_Stated task_
Look below and pull out each line with the word "ANSWER".

start

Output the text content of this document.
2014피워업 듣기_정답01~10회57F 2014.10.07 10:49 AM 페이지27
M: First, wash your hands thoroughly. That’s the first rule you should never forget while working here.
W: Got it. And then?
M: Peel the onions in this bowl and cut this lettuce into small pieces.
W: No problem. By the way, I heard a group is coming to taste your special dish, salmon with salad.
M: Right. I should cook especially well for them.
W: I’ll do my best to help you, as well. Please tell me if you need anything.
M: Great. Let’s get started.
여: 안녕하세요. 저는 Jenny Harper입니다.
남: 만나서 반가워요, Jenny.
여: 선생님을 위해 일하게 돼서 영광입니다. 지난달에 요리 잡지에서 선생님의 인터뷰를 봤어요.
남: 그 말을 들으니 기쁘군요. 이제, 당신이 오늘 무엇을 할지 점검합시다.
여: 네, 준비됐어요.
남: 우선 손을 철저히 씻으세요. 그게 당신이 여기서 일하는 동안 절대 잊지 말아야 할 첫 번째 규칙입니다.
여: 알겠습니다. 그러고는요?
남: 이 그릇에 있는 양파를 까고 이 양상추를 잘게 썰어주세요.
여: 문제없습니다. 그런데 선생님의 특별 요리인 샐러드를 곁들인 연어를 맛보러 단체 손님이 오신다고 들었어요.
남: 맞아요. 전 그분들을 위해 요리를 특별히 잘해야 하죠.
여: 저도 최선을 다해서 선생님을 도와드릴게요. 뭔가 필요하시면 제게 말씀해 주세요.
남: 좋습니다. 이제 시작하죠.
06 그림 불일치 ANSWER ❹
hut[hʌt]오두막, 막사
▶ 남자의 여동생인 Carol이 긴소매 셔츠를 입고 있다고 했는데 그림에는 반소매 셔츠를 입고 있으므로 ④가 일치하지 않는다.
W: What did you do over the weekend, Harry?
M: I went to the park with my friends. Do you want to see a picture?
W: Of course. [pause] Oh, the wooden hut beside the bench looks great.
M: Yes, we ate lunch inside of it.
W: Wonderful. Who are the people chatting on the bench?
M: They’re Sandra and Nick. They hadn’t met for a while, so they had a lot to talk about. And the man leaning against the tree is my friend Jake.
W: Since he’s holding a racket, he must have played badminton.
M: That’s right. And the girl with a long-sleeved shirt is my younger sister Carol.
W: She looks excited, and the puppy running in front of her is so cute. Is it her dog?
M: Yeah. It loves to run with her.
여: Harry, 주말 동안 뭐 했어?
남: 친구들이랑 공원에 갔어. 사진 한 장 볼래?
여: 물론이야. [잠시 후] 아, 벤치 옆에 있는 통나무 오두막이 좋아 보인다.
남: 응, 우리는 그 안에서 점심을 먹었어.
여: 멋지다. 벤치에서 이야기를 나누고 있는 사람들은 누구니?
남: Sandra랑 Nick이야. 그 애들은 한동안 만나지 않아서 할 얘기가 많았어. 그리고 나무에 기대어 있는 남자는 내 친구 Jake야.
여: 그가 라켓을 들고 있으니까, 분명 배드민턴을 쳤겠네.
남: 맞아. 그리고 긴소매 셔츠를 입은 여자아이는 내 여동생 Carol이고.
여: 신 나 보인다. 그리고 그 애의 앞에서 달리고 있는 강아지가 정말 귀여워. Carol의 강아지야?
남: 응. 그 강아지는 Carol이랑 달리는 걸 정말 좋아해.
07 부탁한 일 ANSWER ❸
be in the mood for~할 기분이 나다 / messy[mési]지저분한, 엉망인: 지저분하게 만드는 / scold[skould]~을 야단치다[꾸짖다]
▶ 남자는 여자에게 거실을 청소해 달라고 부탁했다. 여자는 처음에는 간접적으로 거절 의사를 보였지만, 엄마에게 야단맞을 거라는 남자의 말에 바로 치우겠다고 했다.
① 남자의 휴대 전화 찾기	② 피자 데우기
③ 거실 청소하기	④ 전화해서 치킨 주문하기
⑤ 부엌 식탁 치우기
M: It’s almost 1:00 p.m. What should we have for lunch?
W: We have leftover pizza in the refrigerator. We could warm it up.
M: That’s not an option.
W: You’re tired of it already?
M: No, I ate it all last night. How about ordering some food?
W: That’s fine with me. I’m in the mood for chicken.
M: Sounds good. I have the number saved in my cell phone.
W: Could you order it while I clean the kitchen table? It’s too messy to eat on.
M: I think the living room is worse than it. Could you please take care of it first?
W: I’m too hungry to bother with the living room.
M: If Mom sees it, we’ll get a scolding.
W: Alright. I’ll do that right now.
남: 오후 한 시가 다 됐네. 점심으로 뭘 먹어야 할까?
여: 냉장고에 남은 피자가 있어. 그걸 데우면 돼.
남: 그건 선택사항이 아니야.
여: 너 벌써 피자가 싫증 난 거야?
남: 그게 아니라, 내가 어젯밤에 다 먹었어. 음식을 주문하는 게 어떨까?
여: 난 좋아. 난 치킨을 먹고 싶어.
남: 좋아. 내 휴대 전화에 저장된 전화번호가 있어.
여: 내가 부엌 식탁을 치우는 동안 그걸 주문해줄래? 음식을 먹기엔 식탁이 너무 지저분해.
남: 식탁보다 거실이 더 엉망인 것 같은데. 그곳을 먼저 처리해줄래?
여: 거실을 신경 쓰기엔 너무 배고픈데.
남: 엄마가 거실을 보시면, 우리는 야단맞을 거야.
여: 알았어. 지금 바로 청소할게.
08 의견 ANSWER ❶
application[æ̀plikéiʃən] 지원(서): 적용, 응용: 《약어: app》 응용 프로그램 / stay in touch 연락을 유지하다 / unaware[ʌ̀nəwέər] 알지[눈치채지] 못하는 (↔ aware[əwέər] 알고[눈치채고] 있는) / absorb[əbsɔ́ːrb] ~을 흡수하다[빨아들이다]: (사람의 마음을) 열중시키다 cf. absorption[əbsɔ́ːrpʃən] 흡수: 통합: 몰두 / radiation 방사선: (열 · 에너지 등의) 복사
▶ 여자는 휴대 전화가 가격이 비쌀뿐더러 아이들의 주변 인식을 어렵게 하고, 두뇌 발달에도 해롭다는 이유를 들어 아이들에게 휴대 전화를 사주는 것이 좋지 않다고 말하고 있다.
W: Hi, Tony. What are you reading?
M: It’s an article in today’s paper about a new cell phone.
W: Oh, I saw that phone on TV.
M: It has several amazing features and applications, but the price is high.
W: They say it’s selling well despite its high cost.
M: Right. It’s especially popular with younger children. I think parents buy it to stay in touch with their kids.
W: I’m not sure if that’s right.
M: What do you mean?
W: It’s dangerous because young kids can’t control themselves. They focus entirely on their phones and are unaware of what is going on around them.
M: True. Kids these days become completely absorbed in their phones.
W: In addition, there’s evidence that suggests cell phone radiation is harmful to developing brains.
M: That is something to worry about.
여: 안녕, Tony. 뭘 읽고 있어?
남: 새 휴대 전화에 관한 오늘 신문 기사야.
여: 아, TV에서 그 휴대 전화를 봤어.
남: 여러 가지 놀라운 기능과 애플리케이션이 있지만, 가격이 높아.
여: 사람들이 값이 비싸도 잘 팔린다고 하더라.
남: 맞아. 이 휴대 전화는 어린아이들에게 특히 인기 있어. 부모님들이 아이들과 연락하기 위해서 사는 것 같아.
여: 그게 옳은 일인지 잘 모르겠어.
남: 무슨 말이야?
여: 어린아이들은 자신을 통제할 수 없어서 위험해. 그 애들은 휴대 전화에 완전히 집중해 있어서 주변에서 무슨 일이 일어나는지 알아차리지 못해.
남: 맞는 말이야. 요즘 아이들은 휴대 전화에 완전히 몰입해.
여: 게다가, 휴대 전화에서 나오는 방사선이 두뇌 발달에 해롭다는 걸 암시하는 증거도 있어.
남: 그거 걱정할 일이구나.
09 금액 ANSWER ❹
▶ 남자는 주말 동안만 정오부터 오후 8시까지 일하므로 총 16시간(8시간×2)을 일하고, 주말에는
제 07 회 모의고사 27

end

_Task solution_
06 그림 불일치 ANSWER ❹
07 부탁한 일 ANSWER ❸
08 의견 ANSWER ❶
09 금액 ANSWER ❹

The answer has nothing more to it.